• **Short exercise**
Which lines of the records contain "пшеничный"? Collect every one of them.

• **Material for this exercise**

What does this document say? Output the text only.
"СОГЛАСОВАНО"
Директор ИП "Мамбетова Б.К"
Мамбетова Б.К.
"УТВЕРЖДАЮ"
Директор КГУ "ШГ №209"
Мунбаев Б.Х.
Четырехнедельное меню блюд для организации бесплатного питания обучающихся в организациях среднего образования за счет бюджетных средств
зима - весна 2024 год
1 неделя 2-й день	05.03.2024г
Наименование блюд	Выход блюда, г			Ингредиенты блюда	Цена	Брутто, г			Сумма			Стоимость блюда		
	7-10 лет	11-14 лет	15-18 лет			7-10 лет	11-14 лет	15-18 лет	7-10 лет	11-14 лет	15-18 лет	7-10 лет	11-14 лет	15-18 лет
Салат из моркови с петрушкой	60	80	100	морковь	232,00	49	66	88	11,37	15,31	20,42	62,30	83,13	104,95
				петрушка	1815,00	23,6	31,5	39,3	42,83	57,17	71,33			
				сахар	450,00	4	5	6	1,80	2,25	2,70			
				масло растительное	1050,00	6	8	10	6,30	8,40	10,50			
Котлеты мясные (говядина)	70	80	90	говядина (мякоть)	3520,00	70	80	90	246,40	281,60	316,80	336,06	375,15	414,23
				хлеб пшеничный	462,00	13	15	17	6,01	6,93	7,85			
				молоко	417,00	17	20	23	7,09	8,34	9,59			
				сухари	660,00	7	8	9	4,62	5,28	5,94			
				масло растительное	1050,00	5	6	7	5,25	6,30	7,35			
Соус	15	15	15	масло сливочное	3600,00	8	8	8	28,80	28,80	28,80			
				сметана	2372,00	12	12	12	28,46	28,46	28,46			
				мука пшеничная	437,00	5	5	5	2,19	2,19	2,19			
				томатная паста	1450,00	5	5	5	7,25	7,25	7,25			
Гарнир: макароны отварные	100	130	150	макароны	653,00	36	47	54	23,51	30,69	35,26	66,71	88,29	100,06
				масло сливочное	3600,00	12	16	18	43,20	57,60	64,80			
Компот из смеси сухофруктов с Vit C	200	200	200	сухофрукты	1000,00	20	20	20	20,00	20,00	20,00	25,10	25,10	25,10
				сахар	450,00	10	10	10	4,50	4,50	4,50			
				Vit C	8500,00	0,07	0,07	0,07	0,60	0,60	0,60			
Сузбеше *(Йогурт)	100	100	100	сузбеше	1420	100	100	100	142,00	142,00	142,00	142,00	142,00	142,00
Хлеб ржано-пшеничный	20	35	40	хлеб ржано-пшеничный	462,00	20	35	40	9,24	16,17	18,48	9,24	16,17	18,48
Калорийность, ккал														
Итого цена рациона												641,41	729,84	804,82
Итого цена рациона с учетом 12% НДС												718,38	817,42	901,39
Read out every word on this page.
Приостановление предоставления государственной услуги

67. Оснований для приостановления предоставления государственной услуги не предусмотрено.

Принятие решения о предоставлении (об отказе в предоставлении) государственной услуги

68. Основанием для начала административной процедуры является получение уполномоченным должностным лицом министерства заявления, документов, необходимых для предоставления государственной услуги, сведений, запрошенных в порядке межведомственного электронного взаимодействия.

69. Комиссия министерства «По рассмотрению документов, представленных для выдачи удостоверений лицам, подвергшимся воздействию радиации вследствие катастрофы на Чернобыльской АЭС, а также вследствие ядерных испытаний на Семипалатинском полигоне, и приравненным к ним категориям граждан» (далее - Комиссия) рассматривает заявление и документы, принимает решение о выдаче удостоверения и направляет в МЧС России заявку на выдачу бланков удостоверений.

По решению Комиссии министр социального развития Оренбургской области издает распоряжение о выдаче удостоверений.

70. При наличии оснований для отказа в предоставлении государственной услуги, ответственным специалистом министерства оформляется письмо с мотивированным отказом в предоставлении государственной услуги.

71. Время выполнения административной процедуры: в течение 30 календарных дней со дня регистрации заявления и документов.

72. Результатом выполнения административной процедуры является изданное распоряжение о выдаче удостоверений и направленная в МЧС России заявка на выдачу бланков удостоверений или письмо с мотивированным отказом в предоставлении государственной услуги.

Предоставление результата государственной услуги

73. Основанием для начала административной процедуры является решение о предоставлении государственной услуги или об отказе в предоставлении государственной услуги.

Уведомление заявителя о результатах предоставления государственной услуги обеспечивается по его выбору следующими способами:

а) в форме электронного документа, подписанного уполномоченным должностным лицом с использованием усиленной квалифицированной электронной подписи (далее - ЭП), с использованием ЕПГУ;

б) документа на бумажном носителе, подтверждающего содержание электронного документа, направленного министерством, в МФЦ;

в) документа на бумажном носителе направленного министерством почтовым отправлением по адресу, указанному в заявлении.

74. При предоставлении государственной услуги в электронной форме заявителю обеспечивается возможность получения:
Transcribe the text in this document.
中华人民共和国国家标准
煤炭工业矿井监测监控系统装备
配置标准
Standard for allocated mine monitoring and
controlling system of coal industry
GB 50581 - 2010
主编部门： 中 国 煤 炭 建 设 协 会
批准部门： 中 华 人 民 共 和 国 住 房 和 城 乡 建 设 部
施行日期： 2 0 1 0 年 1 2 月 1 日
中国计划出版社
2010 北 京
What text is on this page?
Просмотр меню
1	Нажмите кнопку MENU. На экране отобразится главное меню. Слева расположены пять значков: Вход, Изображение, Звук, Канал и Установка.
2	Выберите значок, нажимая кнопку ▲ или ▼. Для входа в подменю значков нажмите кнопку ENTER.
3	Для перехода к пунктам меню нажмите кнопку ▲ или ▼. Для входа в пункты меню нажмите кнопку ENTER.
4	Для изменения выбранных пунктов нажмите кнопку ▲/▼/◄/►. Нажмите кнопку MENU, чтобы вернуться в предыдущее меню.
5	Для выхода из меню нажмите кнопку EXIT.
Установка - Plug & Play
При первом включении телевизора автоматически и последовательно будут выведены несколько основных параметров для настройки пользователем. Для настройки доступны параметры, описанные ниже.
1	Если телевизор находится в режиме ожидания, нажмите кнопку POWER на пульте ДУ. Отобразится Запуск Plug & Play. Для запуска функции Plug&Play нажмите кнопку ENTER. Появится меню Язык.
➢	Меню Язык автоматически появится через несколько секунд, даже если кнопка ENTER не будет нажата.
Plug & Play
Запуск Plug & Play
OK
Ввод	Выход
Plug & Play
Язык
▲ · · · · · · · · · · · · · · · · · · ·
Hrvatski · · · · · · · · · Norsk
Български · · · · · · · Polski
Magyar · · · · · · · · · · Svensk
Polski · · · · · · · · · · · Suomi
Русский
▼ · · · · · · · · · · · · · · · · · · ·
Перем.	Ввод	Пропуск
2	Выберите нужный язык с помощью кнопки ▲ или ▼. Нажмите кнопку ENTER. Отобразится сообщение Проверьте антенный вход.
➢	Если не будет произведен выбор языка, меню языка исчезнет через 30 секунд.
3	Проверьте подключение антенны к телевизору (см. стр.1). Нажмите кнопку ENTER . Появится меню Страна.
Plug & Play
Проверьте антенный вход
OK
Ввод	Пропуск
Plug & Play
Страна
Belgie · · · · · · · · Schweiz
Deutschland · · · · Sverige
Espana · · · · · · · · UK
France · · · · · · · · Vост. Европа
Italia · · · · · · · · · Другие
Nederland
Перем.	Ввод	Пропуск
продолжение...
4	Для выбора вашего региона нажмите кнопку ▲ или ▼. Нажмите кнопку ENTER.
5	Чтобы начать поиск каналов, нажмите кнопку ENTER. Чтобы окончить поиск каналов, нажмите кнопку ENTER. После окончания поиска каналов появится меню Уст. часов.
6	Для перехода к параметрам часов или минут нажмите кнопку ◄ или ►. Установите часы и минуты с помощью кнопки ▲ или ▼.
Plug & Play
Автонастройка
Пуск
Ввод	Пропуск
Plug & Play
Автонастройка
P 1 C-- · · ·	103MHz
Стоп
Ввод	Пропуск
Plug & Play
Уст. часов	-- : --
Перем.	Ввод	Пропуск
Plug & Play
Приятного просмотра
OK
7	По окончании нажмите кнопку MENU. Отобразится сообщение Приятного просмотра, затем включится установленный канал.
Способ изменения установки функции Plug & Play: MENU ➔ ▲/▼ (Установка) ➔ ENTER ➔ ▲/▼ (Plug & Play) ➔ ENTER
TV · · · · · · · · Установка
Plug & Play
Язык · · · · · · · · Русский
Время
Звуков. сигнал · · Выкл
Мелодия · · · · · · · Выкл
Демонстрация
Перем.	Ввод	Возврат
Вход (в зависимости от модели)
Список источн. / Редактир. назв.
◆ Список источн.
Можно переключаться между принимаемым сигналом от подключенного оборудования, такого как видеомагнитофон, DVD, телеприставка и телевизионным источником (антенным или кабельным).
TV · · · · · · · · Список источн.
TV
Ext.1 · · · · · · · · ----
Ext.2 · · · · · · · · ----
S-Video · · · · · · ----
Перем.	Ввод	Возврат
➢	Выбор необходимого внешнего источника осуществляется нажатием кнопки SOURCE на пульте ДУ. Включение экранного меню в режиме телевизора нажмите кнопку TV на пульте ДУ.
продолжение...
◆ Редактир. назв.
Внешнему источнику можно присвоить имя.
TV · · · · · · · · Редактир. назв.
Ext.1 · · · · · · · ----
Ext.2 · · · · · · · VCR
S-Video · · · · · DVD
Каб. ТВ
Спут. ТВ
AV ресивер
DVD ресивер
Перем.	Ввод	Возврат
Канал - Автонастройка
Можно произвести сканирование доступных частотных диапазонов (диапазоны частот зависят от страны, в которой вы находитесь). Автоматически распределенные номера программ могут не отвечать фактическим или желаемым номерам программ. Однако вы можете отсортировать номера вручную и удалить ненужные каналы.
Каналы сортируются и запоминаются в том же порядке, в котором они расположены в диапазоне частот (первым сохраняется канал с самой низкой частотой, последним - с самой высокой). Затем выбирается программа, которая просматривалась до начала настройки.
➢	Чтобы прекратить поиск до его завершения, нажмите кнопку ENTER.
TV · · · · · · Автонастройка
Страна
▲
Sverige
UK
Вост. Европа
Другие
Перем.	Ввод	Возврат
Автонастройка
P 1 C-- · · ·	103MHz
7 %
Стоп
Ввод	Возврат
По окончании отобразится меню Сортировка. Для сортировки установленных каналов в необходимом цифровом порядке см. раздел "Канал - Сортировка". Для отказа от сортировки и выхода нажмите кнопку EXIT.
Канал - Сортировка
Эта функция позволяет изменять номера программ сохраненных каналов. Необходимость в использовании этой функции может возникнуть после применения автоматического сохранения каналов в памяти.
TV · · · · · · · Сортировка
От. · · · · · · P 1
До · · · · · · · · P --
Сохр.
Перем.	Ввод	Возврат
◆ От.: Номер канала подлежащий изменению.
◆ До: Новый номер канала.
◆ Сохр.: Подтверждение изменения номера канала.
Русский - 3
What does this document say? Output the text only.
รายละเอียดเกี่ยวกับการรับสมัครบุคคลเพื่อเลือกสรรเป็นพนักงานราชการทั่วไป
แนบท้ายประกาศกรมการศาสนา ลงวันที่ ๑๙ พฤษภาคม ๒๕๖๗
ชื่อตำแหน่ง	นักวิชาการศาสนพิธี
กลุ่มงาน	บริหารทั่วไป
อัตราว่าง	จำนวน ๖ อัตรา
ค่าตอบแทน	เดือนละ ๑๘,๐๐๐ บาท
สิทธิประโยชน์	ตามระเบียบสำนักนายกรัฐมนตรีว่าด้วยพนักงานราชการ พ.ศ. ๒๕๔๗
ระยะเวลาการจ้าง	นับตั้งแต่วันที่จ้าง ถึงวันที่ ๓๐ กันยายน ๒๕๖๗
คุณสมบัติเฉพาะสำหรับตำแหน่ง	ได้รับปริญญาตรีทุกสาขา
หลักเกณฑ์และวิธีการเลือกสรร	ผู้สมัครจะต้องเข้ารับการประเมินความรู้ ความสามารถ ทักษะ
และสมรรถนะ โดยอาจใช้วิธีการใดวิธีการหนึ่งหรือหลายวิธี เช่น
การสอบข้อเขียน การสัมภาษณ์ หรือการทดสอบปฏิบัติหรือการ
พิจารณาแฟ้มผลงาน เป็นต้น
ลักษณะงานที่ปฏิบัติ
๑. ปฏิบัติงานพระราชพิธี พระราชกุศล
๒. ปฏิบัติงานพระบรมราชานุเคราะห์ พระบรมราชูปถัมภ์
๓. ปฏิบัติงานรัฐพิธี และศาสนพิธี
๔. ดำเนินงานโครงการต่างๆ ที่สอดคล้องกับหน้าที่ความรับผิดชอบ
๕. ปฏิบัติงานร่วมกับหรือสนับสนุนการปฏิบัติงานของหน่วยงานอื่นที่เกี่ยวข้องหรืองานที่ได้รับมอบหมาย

• **Right answer**
				хлеб пшеничный	462,00	13	15	17	6,01	6,93	7,85			
Хлеб ржано-пшеничный	20	35	40	хлеб ржано-пшеничный	462,00	20	35	40	9,24	16,17	18,48	9,24	16,17	18,48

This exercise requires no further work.